Rows from a dataset
────────────────────────────────────────

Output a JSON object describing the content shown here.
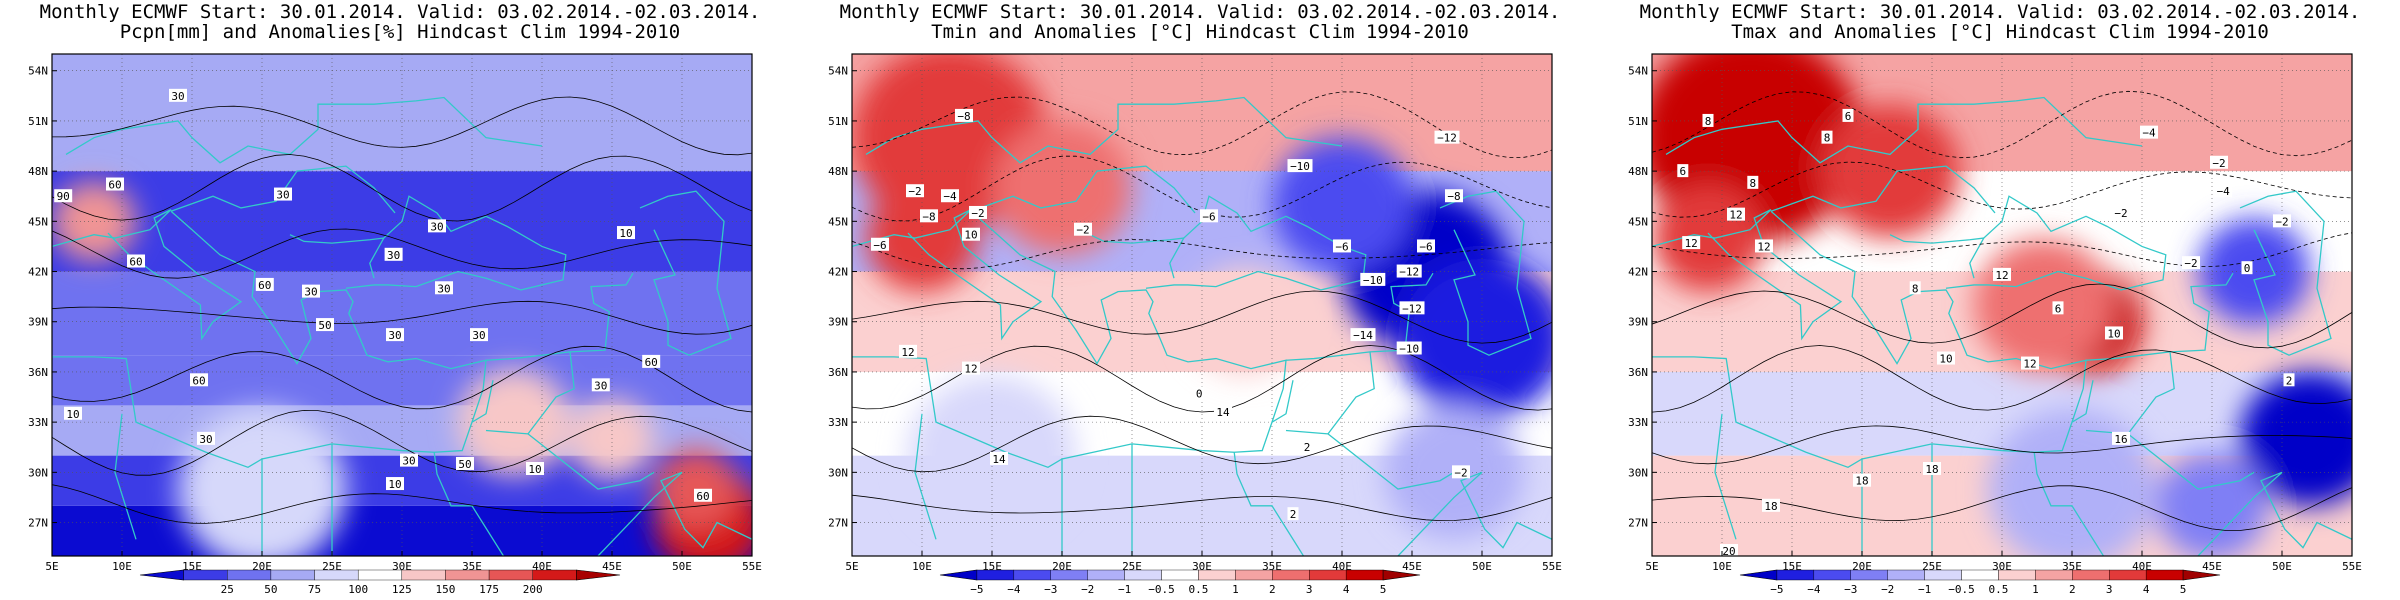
{
  "colors": {
    "land_outline": "#33c9c9",
    "contour": "#000000"
  },
  "chart_data": [
    {
      "type": "heatmap",
      "title_line1": "Monthly ECMWF Start: 30.01.2014. Valid: 03.02.2014.-02.03.2014.",
      "title_line2": "Pcpn[mm] and Anomalies[%] Hindcast Clim 1994-2010",
      "x_ticks": [
        "5E",
        "10E",
        "15E",
        "20E",
        "25E",
        "30E",
        "35E",
        "40E",
        "45E",
        "50E",
        "55E"
      ],
      "y_ticks": [
        "54N",
        "51N",
        "48N",
        "45N",
        "42N",
        "39N",
        "36N",
        "33N",
        "30N",
        "27N"
      ],
      "xlim": [
        5,
        55
      ],
      "ylim": [
        25,
        55
      ],
      "colorbar_labels": [
        "25",
        "50",
        "75",
        "100",
        "125",
        "150",
        "175",
        "200"
      ],
      "colorbar_colors": [
        "#0b0bd1",
        "#3c3ce6",
        "#6f72f0",
        "#a6aaf4",
        "#d6d8fa",
        "#ffffff",
        "#f7c7c7",
        "#f09494",
        "#e65656",
        "#d41919",
        "#a80000"
      ],
      "contour_labels": [
        {
          "text": "30",
          "x": 14,
          "y": 52.5
        },
        {
          "text": "90",
          "x": 5.8,
          "y": 46.5
        },
        {
          "text": "60",
          "x": 9.5,
          "y": 47.2
        },
        {
          "text": "30",
          "x": 21.5,
          "y": 46.6
        },
        {
          "text": "30",
          "x": 32.5,
          "y": 44.7
        },
        {
          "text": "30",
          "x": 29.4,
          "y": 43.0
        },
        {
          "text": "30",
          "x": 33.0,
          "y": 41.0
        },
        {
          "text": "10",
          "x": 46.0,
          "y": 44.3
        },
        {
          "text": "60",
          "x": 11.0,
          "y": 42.6
        },
        {
          "text": "30",
          "x": 23.5,
          "y": 40.8
        },
        {
          "text": "60",
          "x": 20.2,
          "y": 41.2
        },
        {
          "text": "50",
          "x": 24.5,
          "y": 38.8
        },
        {
          "text": "30",
          "x": 29.5,
          "y": 38.2
        },
        {
          "text": "30",
          "x": 35.5,
          "y": 38.2
        },
        {
          "text": "60",
          "x": 15.5,
          "y": 35.5
        },
        {
          "text": "30",
          "x": 44.2,
          "y": 35.2
        },
        {
          "text": "60",
          "x": 47.8,
          "y": 36.6
        },
        {
          "text": "10",
          "x": 6.5,
          "y": 33.5
        },
        {
          "text": "30",
          "x": 16.0,
          "y": 32.0
        },
        {
          "text": "10",
          "x": 29.5,
          "y": 29.3
        },
        {
          "text": "30",
          "x": 30.5,
          "y": 30.7
        },
        {
          "text": "50",
          "x": 34.5,
          "y": 30.5
        },
        {
          "text": "10",
          "x": 39.5,
          "y": 30.2
        },
        {
          "text": "60",
          "x": 51.5,
          "y": 28.6
        }
      ]
    },
    {
      "type": "heatmap",
      "title_line1": "Monthly ECMWF Start: 30.01.2014. Valid: 03.02.2014.-02.03.2014.",
      "title_line2": "Tmin and Anomalies [°C] Hindcast Clim 1994-2010",
      "x_ticks": [
        "5E",
        "10E",
        "15E",
        "20E",
        "25E",
        "30E",
        "35E",
        "40E",
        "45E",
        "50E",
        "55E"
      ],
      "y_ticks": [
        "54N",
        "51N",
        "48N",
        "45N",
        "42N",
        "39N",
        "36N",
        "33N",
        "30N",
        "27N"
      ],
      "xlim": [
        5,
        55
      ],
      "ylim": [
        25,
        55
      ],
      "colorbar_labels": [
        "−5",
        "−4",
        "−3",
        "−2",
        "−1",
        "−0.5",
        "0.5",
        "1",
        "2",
        "3",
        "4",
        "5"
      ],
      "colorbar_colors": [
        "#0000c8",
        "#1f1fe0",
        "#4b4bf0",
        "#7f7ff5",
        "#b0b0f8",
        "#d8d8fb",
        "#ffffff",
        "#fbd0d0",
        "#f5a3a3",
        "#ee6f6f",
        "#e23a3a",
        "#c80000",
        "#a00000"
      ],
      "contour_labels": [
        {
          "text": "−8",
          "x": 13.0,
          "y": 51.3
        },
        {
          "text": "−2",
          "x": 9.5,
          "y": 46.8
        },
        {
          "text": "−4",
          "x": 12.0,
          "y": 46.5
        },
        {
          "text": "−8",
          "x": 10.5,
          "y": 45.3
        },
        {
          "text": "−2",
          "x": 14.0,
          "y": 45.5
        },
        {
          "text": "−6",
          "x": 7.0,
          "y": 43.6
        },
        {
          "text": "10",
          "x": 13.5,
          "y": 44.2
        },
        {
          "text": "−2",
          "x": 21.5,
          "y": 44.5
        },
        {
          "text": "−6",
          "x": 30.5,
          "y": 45.3
        },
        {
          "text": "−10",
          "x": 37.0,
          "y": 48.3
        },
        {
          "text": "−12",
          "x": 47.5,
          "y": 50.0
        },
        {
          "text": "−8",
          "x": 48.0,
          "y": 46.5
        },
        {
          "text": "−6",
          "x": 40.0,
          "y": 43.5
        },
        {
          "text": "−10",
          "x": 42.2,
          "y": 41.5
        },
        {
          "text": "−12",
          "x": 44.8,
          "y": 42.0
        },
        {
          "text": "−6",
          "x": 46.0,
          "y": 43.5
        },
        {
          "text": "−12",
          "x": 45.0,
          "y": 39.8
        },
        {
          "text": "−14",
          "x": 41.5,
          "y": 38.2
        },
        {
          "text": "−10",
          "x": 44.8,
          "y": 37.4
        },
        {
          "text": "12",
          "x": 9.0,
          "y": 37.2
        },
        {
          "text": "12",
          "x": 13.5,
          "y": 36.2
        },
        {
          "text": "14",
          "x": 31.5,
          "y": 33.6
        },
        {
          "text": "0",
          "x": 29.8,
          "y": 34.7
        },
        {
          "text": "14",
          "x": 15.5,
          "y": 30.8
        },
        {
          "text": "−2",
          "x": 48.5,
          "y": 30.0
        },
        {
          "text": "2",
          "x": 37.5,
          "y": 31.5
        },
        {
          "text": "2",
          "x": 36.5,
          "y": 27.5
        }
      ]
    },
    {
      "type": "heatmap",
      "title_line1": "Monthly ECMWF Start: 30.01.2014. Valid: 03.02.2014.-02.03.2014.",
      "title_line2": "Tmax and Anomalies [°C] Hindcast Clim 1994-2010",
      "x_ticks": [
        "5E",
        "10E",
        "15E",
        "20E",
        "25E",
        "30E",
        "35E",
        "40E",
        "45E",
        "50E",
        "55E"
      ],
      "y_ticks": [
        "54N",
        "51N",
        "48N",
        "45N",
        "42N",
        "39N",
        "36N",
        "33N",
        "30N",
        "27N"
      ],
      "xlim": [
        5,
        55
      ],
      "ylim": [
        25,
        55
      ],
      "colorbar_labels": [
        "−5",
        "−4",
        "−3",
        "−2",
        "−1",
        "−0.5",
        "0.5",
        "1",
        "2",
        "3",
        "4",
        "5"
      ],
      "colorbar_colors": [
        "#0000c8",
        "#1f1fe0",
        "#4b4bf0",
        "#7f7ff5",
        "#b0b0f8",
        "#d8d8fb",
        "#ffffff",
        "#fbd0d0",
        "#f5a3a3",
        "#ee6f6f",
        "#e23a3a",
        "#c80000",
        "#a00000"
      ],
      "contour_labels": [
        {
          "text": "8",
          "x": 9.0,
          "y": 51.0
        },
        {
          "text": "6",
          "x": 19.0,
          "y": 51.3
        },
        {
          "text": "8",
          "x": 17.5,
          "y": 50.0
        },
        {
          "text": "6",
          "x": 7.2,
          "y": 48.0
        },
        {
          "text": "8",
          "x": 12.2,
          "y": 47.3
        },
        {
          "text": "12",
          "x": 11.0,
          "y": 45.4
        },
        {
          "text": "12",
          "x": 13.0,
          "y": 43.5
        },
        {
          "text": "12",
          "x": 7.8,
          "y": 43.7
        },
        {
          "text": "−4",
          "x": 40.5,
          "y": 50.3
        },
        {
          "text": "−2",
          "x": 45.5,
          "y": 48.5
        },
        {
          "text": "−4",
          "x": 45.8,
          "y": 46.8
        },
        {
          "text": "−2",
          "x": 38.5,
          "y": 45.5
        },
        {
          "text": "−2",
          "x": 50.0,
          "y": 45.0
        },
        {
          "text": "−2",
          "x": 43.5,
          "y": 42.5
        },
        {
          "text": "0",
          "x": 47.5,
          "y": 42.2
        },
        {
          "text": "8",
          "x": 23.8,
          "y": 41.0
        },
        {
          "text": "12",
          "x": 30.0,
          "y": 41.8
        },
        {
          "text": "6",
          "x": 34.0,
          "y": 39.8
        },
        {
          "text": "10",
          "x": 38.0,
          "y": 38.3
        },
        {
          "text": "12",
          "x": 32.0,
          "y": 36.5
        },
        {
          "text": "10",
          "x": 26.0,
          "y": 36.8
        },
        {
          "text": "2",
          "x": 50.5,
          "y": 35.5
        },
        {
          "text": "16",
          "x": 38.5,
          "y": 32.0
        },
        {
          "text": "18",
          "x": 25.0,
          "y": 30.2
        },
        {
          "text": "18",
          "x": 20.0,
          "y": 29.5
        },
        {
          "text": "18",
          "x": 13.5,
          "y": 28.0
        },
        {
          "text": "20",
          "x": 10.5,
          "y": 25.3
        }
      ]
    }
  ]
}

────────────────────────────────────────

▶ **Short exercise**
Count the lines in which the string "Clim" appears, then report only that figure.

▶ **Correct output**
3